Short task: Return the listing below word for word.

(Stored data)
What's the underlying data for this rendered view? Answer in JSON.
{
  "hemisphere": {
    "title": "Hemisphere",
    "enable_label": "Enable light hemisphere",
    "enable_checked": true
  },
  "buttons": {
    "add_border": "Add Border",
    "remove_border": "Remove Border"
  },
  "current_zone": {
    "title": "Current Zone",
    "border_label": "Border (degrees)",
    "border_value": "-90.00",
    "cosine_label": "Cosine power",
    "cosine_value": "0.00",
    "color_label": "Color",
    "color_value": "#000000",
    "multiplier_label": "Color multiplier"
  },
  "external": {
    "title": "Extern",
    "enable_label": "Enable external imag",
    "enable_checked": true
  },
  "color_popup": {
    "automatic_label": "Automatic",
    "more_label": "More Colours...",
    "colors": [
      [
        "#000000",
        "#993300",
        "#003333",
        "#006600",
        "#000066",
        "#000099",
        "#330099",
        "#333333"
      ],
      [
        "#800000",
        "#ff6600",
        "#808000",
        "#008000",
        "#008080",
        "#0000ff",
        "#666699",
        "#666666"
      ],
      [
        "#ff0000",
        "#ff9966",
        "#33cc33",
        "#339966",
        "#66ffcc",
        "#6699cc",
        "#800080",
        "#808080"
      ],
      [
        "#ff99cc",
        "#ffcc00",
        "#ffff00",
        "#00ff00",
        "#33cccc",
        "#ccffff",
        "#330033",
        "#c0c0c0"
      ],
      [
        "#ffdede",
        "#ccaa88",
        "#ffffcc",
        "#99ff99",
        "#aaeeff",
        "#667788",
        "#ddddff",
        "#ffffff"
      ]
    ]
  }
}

Task output:
What's the underlying data for this rendered view? Answer in JSON.
{
  "hemisphere": {
    "title": "Hemisphere",
    "enable_label": "Enable light hemisphere",
    "enable_checked": true
  },
  "buttons": {
    "add_border": "Add Border",
    "remove_border": "Remove Border"
  },
  "current_zone": {
    "title": "Current Zone",
    "border_label": "Border (degrees)",
    "border_value": "-90.00",
    "cosine_label": "Cosine power",
    "cosine_value": "0.00",
    "color_label": "Color",
    "color_value": "#000000",
    "multiplier_label": "Color multiplier"
  },
  "external": {
    "title": "Extern",
    "enable_label": "Enable external imag",
    "enable_checked": true
  },
  "color_popup": {
    "automatic_label": "Automatic",
    "more_label": "More Colours...",
    "colors": [
      [
        "#000000",
        "#993300",
        "#003333",
        "#006600",
        "#000066",
        "#000099",
        "#330099",
        "#333333"
      ],
      [
        "#800000",
        "#ff6600",
        "#808000",
        "#008000",
        "#008080",
        "#0000ff",
        "#666699",
        "#666666"
      ],
      [
        "#ff0000",
        "#ff9966",
        "#33cc33",
        "#339966",
        "#66ffcc",
        "#6699cc",
        "#800080",
        "#808080"
      ],
      [
        "#ff99cc",
        "#ffcc00",
        "#ffff00",
        "#00ff00",
        "#33cccc",
        "#ccffff",
        "#330033",
        "#c0c0c0"
      ],
      [
        "#ffdede",
        "#ccaa88",
        "#ffffcc",
        "#99ff99",
        "#aaeeff",
        "#667788",
        "#ddddff",
        "#ffffff"
      ]
    ]
  }
}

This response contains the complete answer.